** begin **

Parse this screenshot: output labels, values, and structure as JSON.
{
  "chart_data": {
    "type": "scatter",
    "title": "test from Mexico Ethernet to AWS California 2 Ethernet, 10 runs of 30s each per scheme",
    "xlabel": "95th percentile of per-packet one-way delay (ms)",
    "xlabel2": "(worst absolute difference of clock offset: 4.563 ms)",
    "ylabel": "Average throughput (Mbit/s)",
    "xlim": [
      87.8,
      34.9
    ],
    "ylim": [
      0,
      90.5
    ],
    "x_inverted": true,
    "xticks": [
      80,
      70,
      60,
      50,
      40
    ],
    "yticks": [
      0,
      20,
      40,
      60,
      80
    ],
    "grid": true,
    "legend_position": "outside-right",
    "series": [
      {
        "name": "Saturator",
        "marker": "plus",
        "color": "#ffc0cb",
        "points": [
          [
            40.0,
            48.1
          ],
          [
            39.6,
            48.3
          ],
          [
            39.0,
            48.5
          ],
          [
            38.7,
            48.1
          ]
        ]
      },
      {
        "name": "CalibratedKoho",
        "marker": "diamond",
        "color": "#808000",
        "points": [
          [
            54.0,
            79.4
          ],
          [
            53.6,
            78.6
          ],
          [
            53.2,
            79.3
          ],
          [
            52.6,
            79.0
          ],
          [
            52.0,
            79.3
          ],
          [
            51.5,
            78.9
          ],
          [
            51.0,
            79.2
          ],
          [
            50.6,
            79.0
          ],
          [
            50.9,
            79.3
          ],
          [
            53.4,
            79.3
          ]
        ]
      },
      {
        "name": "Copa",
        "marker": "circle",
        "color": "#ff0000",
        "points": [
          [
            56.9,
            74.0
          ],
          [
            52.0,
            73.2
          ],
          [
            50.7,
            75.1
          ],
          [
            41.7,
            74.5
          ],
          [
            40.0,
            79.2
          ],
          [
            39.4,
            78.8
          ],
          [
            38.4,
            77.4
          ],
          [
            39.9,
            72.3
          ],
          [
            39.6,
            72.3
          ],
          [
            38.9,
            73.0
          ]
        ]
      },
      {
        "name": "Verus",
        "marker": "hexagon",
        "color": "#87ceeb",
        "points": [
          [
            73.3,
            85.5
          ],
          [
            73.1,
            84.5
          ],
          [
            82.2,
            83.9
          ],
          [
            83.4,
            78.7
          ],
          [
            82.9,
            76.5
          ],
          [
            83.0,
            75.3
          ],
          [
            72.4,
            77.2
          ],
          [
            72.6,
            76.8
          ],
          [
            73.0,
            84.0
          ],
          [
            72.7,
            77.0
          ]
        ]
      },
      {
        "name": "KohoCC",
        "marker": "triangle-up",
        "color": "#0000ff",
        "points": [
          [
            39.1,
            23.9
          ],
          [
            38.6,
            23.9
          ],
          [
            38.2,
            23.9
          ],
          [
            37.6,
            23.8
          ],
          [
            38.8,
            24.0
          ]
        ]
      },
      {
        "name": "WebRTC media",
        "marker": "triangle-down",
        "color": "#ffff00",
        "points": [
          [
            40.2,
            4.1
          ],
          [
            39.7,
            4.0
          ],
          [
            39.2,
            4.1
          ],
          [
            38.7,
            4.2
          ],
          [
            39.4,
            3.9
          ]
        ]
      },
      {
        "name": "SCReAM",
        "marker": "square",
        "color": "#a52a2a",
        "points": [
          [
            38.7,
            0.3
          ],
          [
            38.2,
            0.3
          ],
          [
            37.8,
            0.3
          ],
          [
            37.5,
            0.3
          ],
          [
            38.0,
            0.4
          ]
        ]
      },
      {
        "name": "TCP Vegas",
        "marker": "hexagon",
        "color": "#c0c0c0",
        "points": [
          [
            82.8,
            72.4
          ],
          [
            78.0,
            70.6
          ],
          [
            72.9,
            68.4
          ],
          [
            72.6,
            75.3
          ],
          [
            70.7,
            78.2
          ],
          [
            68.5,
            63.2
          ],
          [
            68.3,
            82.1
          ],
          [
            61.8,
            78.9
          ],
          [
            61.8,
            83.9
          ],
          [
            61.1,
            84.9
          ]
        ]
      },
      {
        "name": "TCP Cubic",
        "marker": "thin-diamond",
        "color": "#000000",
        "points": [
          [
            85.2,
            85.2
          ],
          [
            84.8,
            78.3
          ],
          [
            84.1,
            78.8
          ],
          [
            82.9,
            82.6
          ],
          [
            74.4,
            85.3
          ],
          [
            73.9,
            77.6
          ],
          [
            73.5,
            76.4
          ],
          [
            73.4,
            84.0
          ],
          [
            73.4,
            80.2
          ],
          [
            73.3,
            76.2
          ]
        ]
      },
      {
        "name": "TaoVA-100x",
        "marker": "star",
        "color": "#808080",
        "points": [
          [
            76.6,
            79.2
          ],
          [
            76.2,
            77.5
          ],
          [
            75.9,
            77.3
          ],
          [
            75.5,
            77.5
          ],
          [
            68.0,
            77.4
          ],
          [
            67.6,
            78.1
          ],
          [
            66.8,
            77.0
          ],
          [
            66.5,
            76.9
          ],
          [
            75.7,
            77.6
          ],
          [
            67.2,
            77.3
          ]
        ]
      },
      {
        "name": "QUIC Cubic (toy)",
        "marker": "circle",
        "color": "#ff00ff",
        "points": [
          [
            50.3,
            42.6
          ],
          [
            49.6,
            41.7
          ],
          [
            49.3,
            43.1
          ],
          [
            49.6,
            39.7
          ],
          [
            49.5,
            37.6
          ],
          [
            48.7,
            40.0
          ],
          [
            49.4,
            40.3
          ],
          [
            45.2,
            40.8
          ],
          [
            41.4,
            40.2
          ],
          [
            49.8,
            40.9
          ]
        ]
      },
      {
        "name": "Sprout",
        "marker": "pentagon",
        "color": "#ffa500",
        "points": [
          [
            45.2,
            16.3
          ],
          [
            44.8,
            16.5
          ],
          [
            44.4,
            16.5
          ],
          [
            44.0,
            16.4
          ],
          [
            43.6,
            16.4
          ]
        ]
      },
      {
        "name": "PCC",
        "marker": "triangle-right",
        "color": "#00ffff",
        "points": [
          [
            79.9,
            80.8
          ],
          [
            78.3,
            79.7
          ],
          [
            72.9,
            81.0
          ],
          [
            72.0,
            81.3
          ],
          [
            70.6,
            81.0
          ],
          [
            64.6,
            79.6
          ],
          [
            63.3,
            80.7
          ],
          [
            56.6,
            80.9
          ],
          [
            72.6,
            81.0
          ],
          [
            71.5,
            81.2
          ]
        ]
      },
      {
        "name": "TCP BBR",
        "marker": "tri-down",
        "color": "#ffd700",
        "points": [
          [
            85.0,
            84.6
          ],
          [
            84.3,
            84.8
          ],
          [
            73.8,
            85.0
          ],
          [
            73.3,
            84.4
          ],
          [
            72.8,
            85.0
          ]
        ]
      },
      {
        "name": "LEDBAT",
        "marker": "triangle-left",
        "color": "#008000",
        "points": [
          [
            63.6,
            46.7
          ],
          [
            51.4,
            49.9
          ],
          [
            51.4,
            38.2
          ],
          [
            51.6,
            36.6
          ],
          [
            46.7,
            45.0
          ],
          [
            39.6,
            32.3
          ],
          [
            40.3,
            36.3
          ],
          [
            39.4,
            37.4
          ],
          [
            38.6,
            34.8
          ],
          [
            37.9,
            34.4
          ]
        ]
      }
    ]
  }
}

** end **

◆ Problem description ◆
The data above must be returned in full, exactly as written.

◆ In response ◆
Parse this screenshot: output labels, values, and structure as JSON.
{
  "chart_data": {
    "type": "scatter",
    "title": "test from Mexico Ethernet to AWS California 2 Ethernet, 10 runs of 30s each per scheme",
    "xlabel": "95th percentile of per-packet one-way delay (ms)",
    "xlabel2": "(worst absolute difference of clock offset: 4.563 ms)",
    "ylabel": "Average throughput (Mbit/s)",
    "xlim": [
      87.8,
      34.9
    ],
    "ylim": [
      0,
      90.5
    ],
    "x_inverted": true,
    "xticks": [
      80,
      70,
      60,
      50,
      40
    ],
    "yticks": [
      0,
      20,
      40,
      60,
      80
    ],
    "grid": true,
    "legend_position": "outside-right",
    "series": [
      {
        "name": "Saturator",
        "marker": "plus",
        "color": "#ffc0cb",
        "points": [
          [
            40.0,
            48.1
          ],
          [
            39.6,
            48.3
          ],
          [
            39.0,
            48.5
          ],
          [
            38.7,
            48.1
          ]
        ]
      },
      {
        "name": "CalibratedKoho",
        "marker": "diamond",
        "color": "#808000",
        "points": [
          [
            54.0,
            79.4
          ],
          [
            53.6,
            78.6
          ],
          [
            53.2,
            79.3
          ],
          [
            52.6,
            79.0
          ],
          [
            52.0,
            79.3
          ],
          [
            51.5,
            78.9
          ],
          [
            51.0,
            79.2
          ],
          [
            50.6,
            79.0
          ],
          [
            50.9,
            79.3
          ],
          [
            53.4,
            79.3
          ]
        ]
      },
      {
        "name": "Copa",
        "marker": "circle",
        "color": "#ff0000",
        "points": [
          [
            56.9,
            74.0
          ],
          [
            52.0,
            73.2
          ],
          [
            50.7,
            75.1
          ],
          [
            41.7,
            74.5
          ],
          [
            40.0,
            79.2
          ],
          [
            39.4,
            78.8
          ],
          [
            38.4,
            77.4
          ],
          [
            39.9,
            72.3
          ],
          [
            39.6,
            72.3
          ],
          [
            38.9,
            73.0
          ]
        ]
      },
      {
        "name": "Verus",
        "marker": "hexagon",
        "color": "#87ceeb",
        "points": [
          [
            73.3,
            85.5
          ],
          [
            73.1,
            84.5
          ],
          [
            82.2,
            83.9
          ],
          [
            83.4,
            78.7
          ],
          [
            82.9,
            76.5
          ],
          [
            83.0,
            75.3
          ],
          [
            72.4,
            77.2
          ],
          [
            72.6,
            76.8
          ],
          [
            73.0,
            84.0
          ],
          [
            72.7,
            77.0
          ]
        ]
      },
      {
        "name": "KohoCC",
        "marker": "triangle-up",
        "color": "#0000ff",
        "points": [
          [
            39.1,
            23.9
          ],
          [
            38.6,
            23.9
          ],
          [
            38.2,
            23.9
          ],
          [
            37.6,
            23.8
          ],
          [
            38.8,
            24.0
          ]
        ]
      },
      {
        "name": "WebRTC media",
        "marker": "triangle-down",
        "color": "#ffff00",
        "points": [
          [
            40.2,
            4.1
          ],
          [
            39.7,
            4.0
          ],
          [
            39.2,
            4.1
          ],
          [
            38.7,
            4.2
          ],
          [
            39.4,
            3.9
          ]
        ]
      },
      {
        "name": "SCReAM",
        "marker": "square",
        "color": "#a52a2a",
        "points": [
          [
            38.7,
            0.3
          ],
          [
            38.2,
            0.3
          ],
          [
            37.8,
            0.3
          ],
          [
            37.5,
            0.3
          ],
          [
            38.0,
            0.4
          ]
        ]
      },
      {
        "name": "TCP Vegas",
        "marker": "hexagon",
        "color": "#c0c0c0",
        "points": [
          [
            82.8,
            72.4
          ],
          [
            78.0,
            70.6
          ],
          [
            72.9,
            68.4
          ],
          [
            72.6,
            75.3
          ],
          [
            70.7,
            78.2
          ],
          [
            68.5,
            63.2
          ],
          [
            68.3,
            82.1
          ],
          [
            61.8,
            78.9
          ],
          [
            61.8,
            83.9
          ],
          [
            61.1,
            84.9
          ]
        ]
      },
      {
        "name": "TCP Cubic",
        "marker": "thin-diamond",
        "color": "#000000",
        "points": [
          [
            85.2,
            85.2
          ],
          [
            84.8,
            78.3
          ],
          [
            84.1,
            78.8
          ],
          [
            82.9,
            82.6
          ],
          [
            74.4,
            85.3
          ],
          [
            73.9,
            77.6
          ],
          [
            73.5,
            76.4
          ],
          [
            73.4,
            84.0
          ],
          [
            73.4,
            80.2
          ],
          [
            73.3,
            76.2
          ]
        ]
      },
      {
        "name": "TaoVA-100x",
        "marker": "star",
        "color": "#808080",
        "points": [
          [
            76.6,
            79.2
          ],
          [
            76.2,
            77.5
          ],
          [
            75.9,
            77.3
          ],
          [
            75.5,
            77.5
          ],
          [
            68.0,
            77.4
          ],
          [
            67.6,
            78.1
          ],
          [
            66.8,
            77.0
          ],
          [
            66.5,
            76.9
          ],
          [
            75.7,
            77.6
          ],
          [
            67.2,
            77.3
          ]
        ]
      },
      {
        "name": "QUIC Cubic (toy)",
        "marker": "circle",
        "color": "#ff00ff",
        "points": [
          [
            50.3,
            42.6
          ],
          [
            49.6,
            41.7
          ],
          [
            49.3,
            43.1
          ],
          [
            49.6,
            39.7
          ],
          [
            49.5,
            37.6
          ],
          [
            48.7,
            40.0
          ],
          [
            49.4,
            40.3
          ],
          [
            45.2,
            40.8
          ],
          [
            41.4,
            40.2
          ],
          [
            49.8,
            40.9
          ]
        ]
      },
      {
        "name": "Sprout",
        "marker": "pentagon",
        "color": "#ffa500",
        "points": [
          [
            45.2,
            16.3
          ],
          [
            44.8,
            16.5
          ],
          [
            44.4,
            16.5
          ],
          [
            44.0,
            16.4
          ],
          [
            43.6,
            16.4
          ]
        ]
      },
      {
        "name": "PCC",
        "marker": "triangle-right",
        "color": "#00ffff",
        "points": [
          [
            79.9,
            80.8
          ],
          [
            78.3,
            79.7
          ],
          [
            72.9,
            81.0
          ],
          [
            72.0,
            81.3
          ],
          [
            70.6,
            81.0
          ],
          [
            64.6,
            79.6
          ],
          [
            63.3,
            80.7
          ],
          [
            56.6,
            80.9
          ],
          [
            72.6,
            81.0
          ],
          [
            71.5,
            81.2
          ]
        ]
      },
      {
        "name": "TCP BBR",
        "marker": "tri-down",
        "color": "#ffd700",
        "points": [
          [
            85.0,
            84.6
          ],
          [
            84.3,
            84.8
          ],
          [
            73.8,
            85.0
          ],
          [
            73.3,
            84.4
          ],
          [
            72.8,
            85.0
          ]
        ]
      },
      {
        "name": "LEDBAT",
        "marker": "triangle-left",
        "color": "#008000",
        "points": [
          [
            63.6,
            46.7
          ],
          [
            51.4,
            49.9
          ],
          [
            51.4,
            38.2
          ],
          [
            51.6,
            36.6
          ],
          [
            46.7,
            45.0
          ],
          [
            39.6,
            32.3
          ],
          [
            40.3,
            36.3
          ],
          [
            39.4,
            37.4
          ],
          [
            38.6,
            34.8
          ],
          [
            37.9,
            34.4
          ]
        ]
      }
    ]
  }
}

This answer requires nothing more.